### Aim of the exercise
Copy out the data exactly, leaving the pictures behind.

### Records supplied

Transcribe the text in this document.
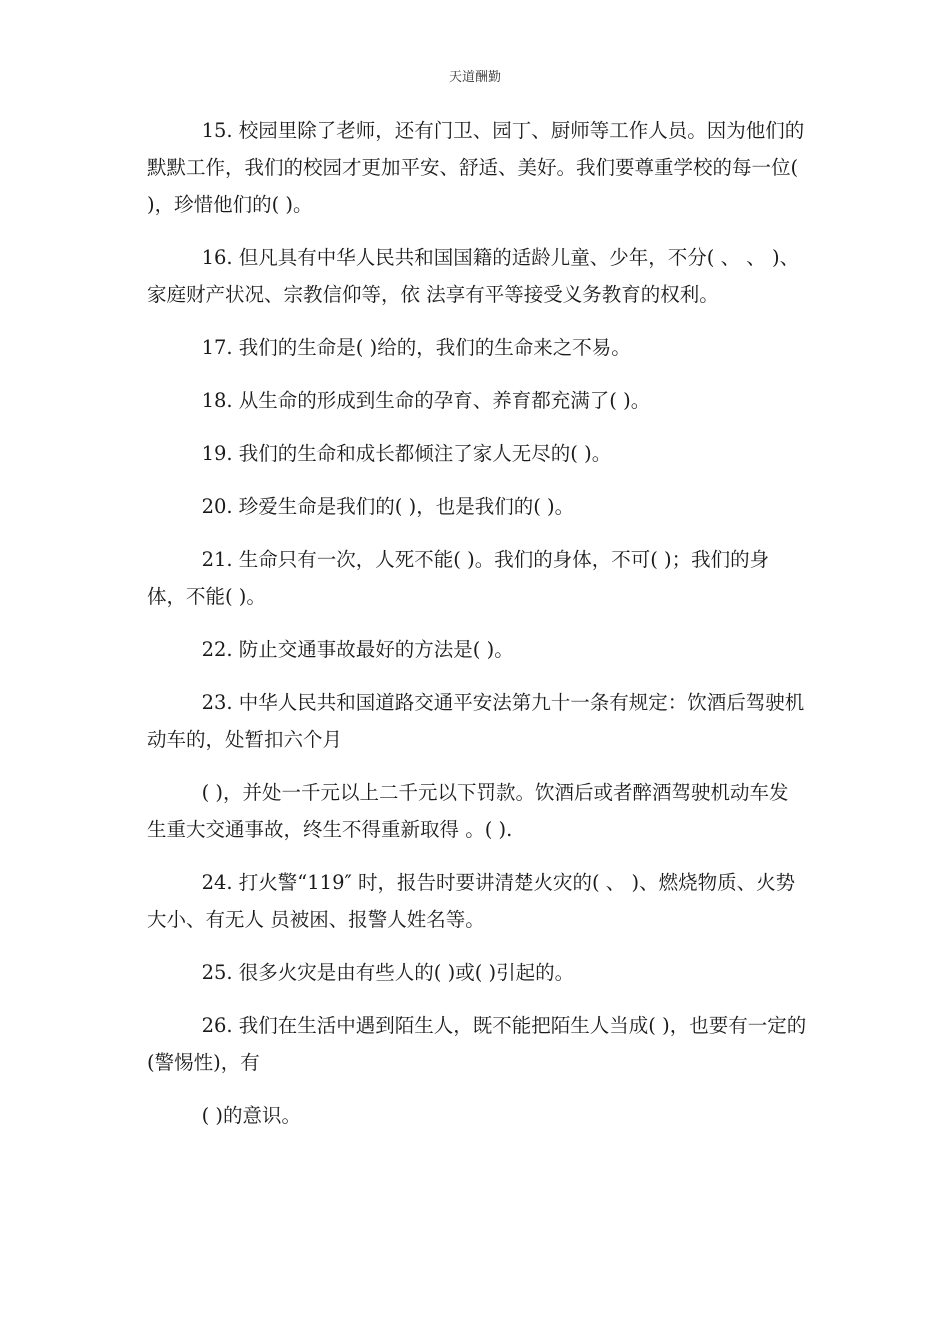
天道酬勤

15. 校园里除了老师，还有门卫、园丁、厨师等工作人员。因为他们的默默工作，我们的校园才更加平安、舒适、美好。我们要尊重学校的每一位( )，珍惜他们的( )。

16. 但凡具有中华人民共和国国籍的适龄儿童、少年，不分( 、 、 )、家庭财产状况、宗教信仰等，依 法享有平等接受义务教育的权利。

17. 我们的生命是( )给的，我们的生命来之不易。

18. 从生命的形成到生命的孕育、养育都充满了( )。

19. 我们的生命和成长都倾注了家人无尽的( )。

20. 珍爱生命是我们的( )，也是我们的( )。

21. 生命只有一次，人死不能( )。我们的身体，不可( )；我们的身体，不能( )。

22. 防止交通事故最好的方法是( )。

23. 中华人民共和国道路交通平安法第九十一条有规定：饮酒后驾驶机动车的，处暂扣六个月

( )，并处一千元以上二千元以下罚款。饮酒后或者醉酒驾驶机动车发生重大交通事故，终生不得重新取得 。( ).

24. 打火警“119″ 时，报告时要讲清楚火灾的( 、 )、燃烧物质、火势大小、有无人 员被困、报警人姓名等。

25. 很多火灾是由有些人的( )或( )引起的。

26. 我们在生活中遇到陌生人，既不能把陌生人当成( )，也要有一定的(警惕性)，有

( )的意识。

### Response to the exercise
Transcribe the text in this document.
天道酬勤

15. 校园里除了老师，还有门卫、园丁、厨师等工作人员。因为他们的默默工作，我们的校园才更加平安、舒适、美好。我们要尊重学校的每一位( )，珍惜他们的( )。

16. 但凡具有中华人民共和国国籍的适龄儿童、少年，不分( 、 、 )、家庭财产状况、宗教信仰等，依 法享有平等接受义务教育的权利。

17. 我们的生命是( )给的，我们的生命来之不易。

18. 从生命的形成到生命的孕育、养育都充满了( )。

19. 我们的生命和成长都倾注了家人无尽的( )。

20. 珍爱生命是我们的( )，也是我们的( )。

21. 生命只有一次，人死不能( )。我们的身体，不可( )；我们的身体，不能( )。

22. 防止交通事故最好的方法是( )。

23. 中华人民共和国道路交通平安法第九十一条有规定：饮酒后驾驶机动车的，处暂扣六个月

( )，并处一千元以上二千元以下罚款。饮酒后或者醉酒驾驶机动车发生重大交通事故，终生不得重新取得 。( ).

24. 打火警“119″ 时，报告时要讲清楚火灾的( 、 )、燃烧物质、火势大小、有无人 员被困、报警人姓名等。

25. 很多火灾是由有些人的( )或( )引起的。

26. 我们在生活中遇到陌生人，既不能把陌生人当成( )，也要有一定的(警惕性)，有

( )的意识。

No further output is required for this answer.